* [Required work]
1. Reproduce the passage of the money story starting at "For a while" and ending at "organizing and movements?".
2. In the money story, which country did the writer's paternal great-grandparents immigrate from?
3. Pick up the money story after its final sentence and keep writing it.

* [Text provided]
My Money Story

For a while now I’ve been wanting to share my story with the Resource Generation (RG) community. So much of my experience in RG has been about telling our stories and using it as the foundation for our organizing. So here goes. This is my first attempt to share my story with you all. I would love this to inspire other young people with wealth to tell their stories. What’s your families’ money story? How did you get involved in RG? What do you think about bringing all you are to social change organizing and movements?
Like many Americans, I grew up thinking I was middle class.
My mom’s family (a mix of English, Irish and Italian, Catholics and Protestants) had money but lost it. My great great grandpa was the head of the Italian chamber of commerce in North Beach and my grandpa was the son of wealthy grocery store owners in New England and worked as a stock broker San Francisco. My mom is fourth generation San Franciscan and grew up in a wealthy neighborhood called Pacific Heights. She has the cultural capital that comes from growing up in a wealthy community and the confidence that comes from having lost money and survived. Mom also passed on stories about the disintegration of her family because of alcoholism, abuse, suicide and assimilation, and it left me with a deep impression of how messed up having lots of wealth can be.
My dad’s family lived the American Jewish dream of joining the owning class. My great grandfather and great grandmother were immigrants from Lithuania.  He became a symphony orchestra concert master and conductor, and, after he died, she ran a dry goods store into her 70’s. They lived in Manhattan where they raised my grandmother (Nanna).  It always seemed to me that my Nanna worked hard to escape the limited possibilities of being a women and being Jewish in the 1940’s, in part by becoming wealthy.  She married and was widowed by two Jewish men. One ran a family knit-ware business in Manhattan and the other was lead counsel for Hess Oil Company. They both were successful businessmen and left my grandma wealthy when they died. From my dad’s family came messages that money would help keep us sheltered and safe. With our history of being targeted for destruction, these are common messages in Jewish communities.

* [Dataset extract]
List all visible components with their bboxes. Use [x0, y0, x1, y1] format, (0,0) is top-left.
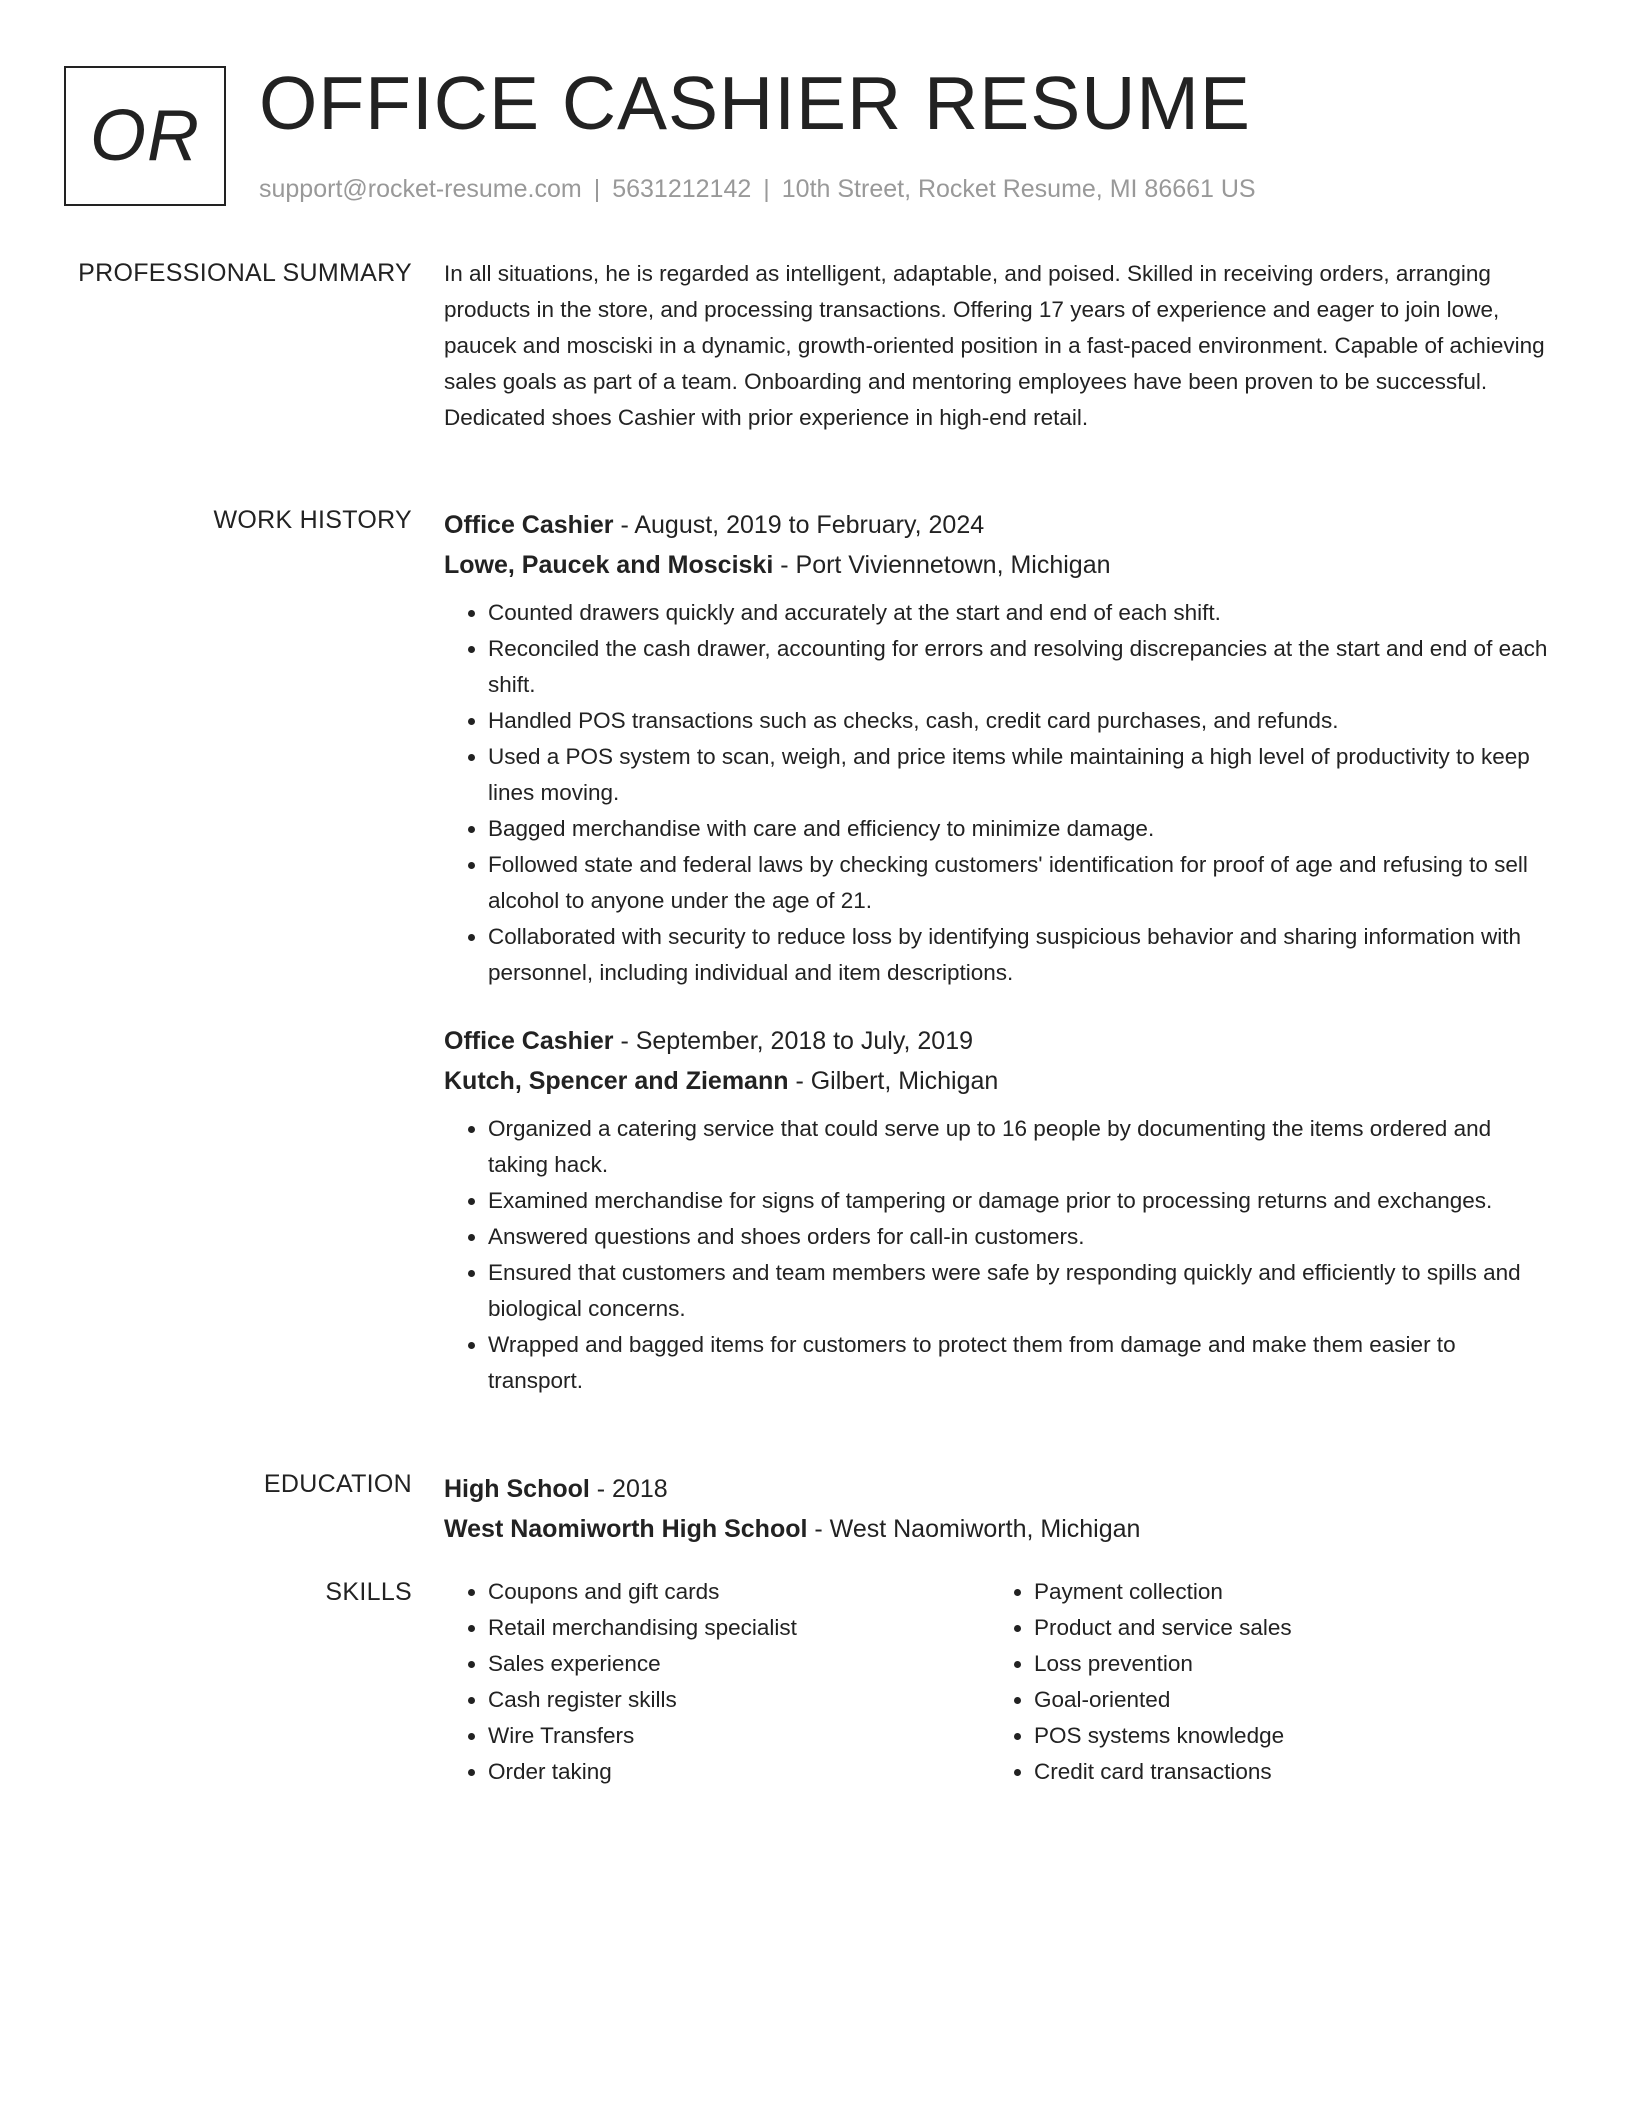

* [Answers by task]
1.
For a while now I’ve been wanting to share my story with the Resource Generation (RG) community. So much of my experience in RG has been about telling our stories and using it as the foundation for our organizing. So here goes. This is my first attempt to share my story with you all. I would love this to inspire other young people with wealth to tell their stories. What’s your families’ money story? How did you get involved in RG? What do you think about bringing all you are to social change organizing and movements?

2. Lithuania

3.
I grew up in the wealthy private school world of SF, aware of inequalities but without anyone naming them as such. It was the land of polite white liberalism—the land of let’s all just get along.
In college I really began to notice and think about my privilege and the wealth in my family. I had friends on loans, and I was embarrassed that I had a trust fund. I thought of myself as hard working and didn’t want to be seen as a spoiled, trust fund baby. But it wasn’t until 2002, when I was 22 years old and had just graduated from Vassar College, that I first found out about RG.
How did I get involved in RG?
My college education was paid for by a trust fund set up by my dad’s parents and I had about $50,000 left in the fund when I graduated. At the same time, my grandma had recently given me $5,000 following my graduation, and I was trying to figure out what to do with the money.
I had heard of the “cool rich kids movement,” a term used by Billy Wimsatt in his book Bomb the Suburbs, and, after following a few links, I found myself on a website for the Making Money Make Change Retreat.  It was going to happen in a few months in Marin, near where I lived (and grew up) in San Francisco, and it was for “young people with wealth who wanted to leverage resources and privilege for social change.”
I didn’t know what to think. Even though I had been thinking more and more about my privilege, I had never really considered myself rich. I always compared myself to wealthier classmates with vacation homes or elevators in their houses.  (I have come to learn that comparing ourselves to those that are wealthier to minimize our money is a pretty common phenomenon among the rich.)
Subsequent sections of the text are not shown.